Stored data entries
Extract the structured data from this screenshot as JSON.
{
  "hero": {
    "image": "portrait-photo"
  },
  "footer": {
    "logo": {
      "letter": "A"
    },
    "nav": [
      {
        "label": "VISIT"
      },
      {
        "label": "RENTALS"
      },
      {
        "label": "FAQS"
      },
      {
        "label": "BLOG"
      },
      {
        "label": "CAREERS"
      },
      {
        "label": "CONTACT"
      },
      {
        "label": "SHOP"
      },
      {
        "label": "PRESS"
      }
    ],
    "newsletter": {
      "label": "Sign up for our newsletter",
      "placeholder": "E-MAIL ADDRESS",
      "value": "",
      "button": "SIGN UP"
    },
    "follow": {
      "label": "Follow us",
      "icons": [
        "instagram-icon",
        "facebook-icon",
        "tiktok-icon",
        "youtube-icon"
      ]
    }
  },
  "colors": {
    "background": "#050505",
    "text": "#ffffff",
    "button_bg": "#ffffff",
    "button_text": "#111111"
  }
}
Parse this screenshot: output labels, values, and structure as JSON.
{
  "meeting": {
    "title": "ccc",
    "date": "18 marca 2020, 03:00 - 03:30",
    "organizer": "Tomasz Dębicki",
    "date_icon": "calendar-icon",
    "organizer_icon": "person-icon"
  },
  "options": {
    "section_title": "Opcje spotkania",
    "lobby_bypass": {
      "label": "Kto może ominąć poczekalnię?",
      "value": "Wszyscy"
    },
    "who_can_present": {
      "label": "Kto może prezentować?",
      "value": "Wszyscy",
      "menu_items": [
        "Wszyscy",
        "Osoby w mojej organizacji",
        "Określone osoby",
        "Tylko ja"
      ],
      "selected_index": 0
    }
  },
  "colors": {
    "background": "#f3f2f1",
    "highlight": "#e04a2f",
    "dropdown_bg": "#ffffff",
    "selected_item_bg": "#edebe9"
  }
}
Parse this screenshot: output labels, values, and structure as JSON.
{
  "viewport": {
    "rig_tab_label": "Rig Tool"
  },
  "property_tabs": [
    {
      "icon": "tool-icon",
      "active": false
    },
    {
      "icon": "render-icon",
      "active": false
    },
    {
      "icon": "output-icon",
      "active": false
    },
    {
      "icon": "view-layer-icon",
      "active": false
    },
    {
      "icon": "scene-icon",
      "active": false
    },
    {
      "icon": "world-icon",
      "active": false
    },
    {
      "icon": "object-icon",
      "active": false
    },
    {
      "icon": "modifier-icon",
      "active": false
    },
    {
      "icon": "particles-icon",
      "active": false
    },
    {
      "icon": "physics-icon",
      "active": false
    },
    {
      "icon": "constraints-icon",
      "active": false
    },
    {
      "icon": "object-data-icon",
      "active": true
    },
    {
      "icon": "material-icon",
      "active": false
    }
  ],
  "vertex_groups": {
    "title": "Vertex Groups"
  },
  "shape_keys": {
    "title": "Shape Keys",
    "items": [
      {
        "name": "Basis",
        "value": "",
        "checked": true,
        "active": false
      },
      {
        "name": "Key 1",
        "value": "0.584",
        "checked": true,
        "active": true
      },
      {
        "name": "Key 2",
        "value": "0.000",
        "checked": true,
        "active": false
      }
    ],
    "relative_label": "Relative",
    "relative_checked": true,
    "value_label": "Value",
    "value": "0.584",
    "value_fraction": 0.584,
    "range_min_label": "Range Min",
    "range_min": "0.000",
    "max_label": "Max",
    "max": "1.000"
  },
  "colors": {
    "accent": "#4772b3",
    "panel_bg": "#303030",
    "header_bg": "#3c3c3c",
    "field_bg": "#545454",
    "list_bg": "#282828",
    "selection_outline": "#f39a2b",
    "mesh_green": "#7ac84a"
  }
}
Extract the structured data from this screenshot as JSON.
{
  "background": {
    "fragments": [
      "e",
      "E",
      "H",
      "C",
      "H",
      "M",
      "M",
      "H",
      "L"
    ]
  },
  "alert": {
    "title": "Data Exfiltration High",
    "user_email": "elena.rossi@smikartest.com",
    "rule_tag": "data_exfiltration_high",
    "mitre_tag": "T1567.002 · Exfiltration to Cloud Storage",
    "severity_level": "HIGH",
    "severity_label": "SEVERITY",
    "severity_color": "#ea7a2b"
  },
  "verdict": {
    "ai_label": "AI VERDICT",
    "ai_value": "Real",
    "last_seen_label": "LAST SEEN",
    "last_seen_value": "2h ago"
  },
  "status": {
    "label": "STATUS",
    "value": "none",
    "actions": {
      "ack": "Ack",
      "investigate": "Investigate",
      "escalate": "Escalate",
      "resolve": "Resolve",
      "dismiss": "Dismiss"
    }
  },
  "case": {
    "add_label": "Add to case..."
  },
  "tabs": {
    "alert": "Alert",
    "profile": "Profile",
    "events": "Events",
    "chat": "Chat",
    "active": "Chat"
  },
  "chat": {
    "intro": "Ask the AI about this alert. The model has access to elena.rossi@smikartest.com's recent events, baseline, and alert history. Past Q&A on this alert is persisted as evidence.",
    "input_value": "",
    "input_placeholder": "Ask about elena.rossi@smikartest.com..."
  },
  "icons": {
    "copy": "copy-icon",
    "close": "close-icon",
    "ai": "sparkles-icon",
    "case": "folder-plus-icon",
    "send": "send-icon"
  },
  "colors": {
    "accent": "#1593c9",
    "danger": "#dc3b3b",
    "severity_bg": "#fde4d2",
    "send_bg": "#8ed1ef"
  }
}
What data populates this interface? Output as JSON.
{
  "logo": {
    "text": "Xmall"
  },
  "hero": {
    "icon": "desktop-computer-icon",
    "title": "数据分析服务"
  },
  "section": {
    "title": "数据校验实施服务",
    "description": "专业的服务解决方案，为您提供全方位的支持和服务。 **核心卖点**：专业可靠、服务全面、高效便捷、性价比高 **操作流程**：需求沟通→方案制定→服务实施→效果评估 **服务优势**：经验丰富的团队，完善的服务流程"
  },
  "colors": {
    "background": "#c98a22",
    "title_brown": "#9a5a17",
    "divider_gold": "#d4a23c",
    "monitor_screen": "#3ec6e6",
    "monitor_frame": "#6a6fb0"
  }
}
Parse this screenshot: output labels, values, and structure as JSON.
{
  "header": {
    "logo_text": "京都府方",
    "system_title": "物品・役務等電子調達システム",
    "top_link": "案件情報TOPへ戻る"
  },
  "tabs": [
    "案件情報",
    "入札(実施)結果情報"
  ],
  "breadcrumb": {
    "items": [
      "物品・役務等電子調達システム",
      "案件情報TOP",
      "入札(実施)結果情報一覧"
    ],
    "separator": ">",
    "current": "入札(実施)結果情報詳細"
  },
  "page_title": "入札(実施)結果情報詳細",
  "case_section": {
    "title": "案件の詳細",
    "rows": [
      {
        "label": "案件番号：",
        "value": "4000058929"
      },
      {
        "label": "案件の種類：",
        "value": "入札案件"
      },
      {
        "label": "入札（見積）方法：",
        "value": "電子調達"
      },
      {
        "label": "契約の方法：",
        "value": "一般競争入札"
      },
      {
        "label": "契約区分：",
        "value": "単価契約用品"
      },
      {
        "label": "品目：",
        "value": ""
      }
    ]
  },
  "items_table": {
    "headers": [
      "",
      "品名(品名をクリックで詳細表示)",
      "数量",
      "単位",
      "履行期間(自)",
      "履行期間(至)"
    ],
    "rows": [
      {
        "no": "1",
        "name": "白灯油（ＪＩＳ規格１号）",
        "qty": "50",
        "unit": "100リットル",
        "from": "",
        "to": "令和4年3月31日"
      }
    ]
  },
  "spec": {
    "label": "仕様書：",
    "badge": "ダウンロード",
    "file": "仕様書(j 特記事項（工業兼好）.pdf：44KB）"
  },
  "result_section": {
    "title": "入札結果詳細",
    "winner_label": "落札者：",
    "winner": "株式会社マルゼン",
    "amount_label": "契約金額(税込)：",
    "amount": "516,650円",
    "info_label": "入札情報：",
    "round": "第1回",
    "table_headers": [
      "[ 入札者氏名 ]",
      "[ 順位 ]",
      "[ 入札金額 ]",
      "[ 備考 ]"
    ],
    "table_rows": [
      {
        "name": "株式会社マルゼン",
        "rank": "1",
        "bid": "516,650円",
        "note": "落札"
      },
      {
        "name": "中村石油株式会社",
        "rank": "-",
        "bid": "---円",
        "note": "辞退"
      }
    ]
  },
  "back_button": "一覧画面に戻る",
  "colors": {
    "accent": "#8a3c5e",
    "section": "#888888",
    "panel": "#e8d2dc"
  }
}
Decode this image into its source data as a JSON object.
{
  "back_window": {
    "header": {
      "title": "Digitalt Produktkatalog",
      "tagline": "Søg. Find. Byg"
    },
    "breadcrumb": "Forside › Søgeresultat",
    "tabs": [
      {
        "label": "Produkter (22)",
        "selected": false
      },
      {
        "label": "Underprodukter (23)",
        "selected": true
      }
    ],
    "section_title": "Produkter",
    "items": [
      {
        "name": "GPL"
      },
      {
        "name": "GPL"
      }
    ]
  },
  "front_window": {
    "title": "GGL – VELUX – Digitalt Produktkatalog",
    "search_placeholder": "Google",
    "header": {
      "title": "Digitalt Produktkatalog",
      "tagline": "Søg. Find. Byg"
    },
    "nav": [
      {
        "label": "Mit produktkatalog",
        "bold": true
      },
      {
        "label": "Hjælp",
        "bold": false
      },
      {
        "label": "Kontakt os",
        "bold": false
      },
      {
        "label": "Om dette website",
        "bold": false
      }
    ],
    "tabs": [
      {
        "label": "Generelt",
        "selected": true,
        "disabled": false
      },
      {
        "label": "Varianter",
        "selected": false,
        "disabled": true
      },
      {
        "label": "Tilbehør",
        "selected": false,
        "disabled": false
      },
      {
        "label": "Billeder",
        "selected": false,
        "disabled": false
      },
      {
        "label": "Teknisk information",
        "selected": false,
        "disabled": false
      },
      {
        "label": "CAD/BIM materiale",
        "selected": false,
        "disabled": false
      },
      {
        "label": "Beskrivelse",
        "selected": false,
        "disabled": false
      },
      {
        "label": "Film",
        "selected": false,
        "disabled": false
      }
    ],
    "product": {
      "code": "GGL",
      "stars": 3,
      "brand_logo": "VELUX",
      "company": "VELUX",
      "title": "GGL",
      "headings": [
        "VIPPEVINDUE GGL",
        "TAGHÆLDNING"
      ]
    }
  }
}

Exercise details
Take every line above carrying "newsletter" and return it.

Result below
    "newsletter": {
      "label": "Sign up for our newsletter",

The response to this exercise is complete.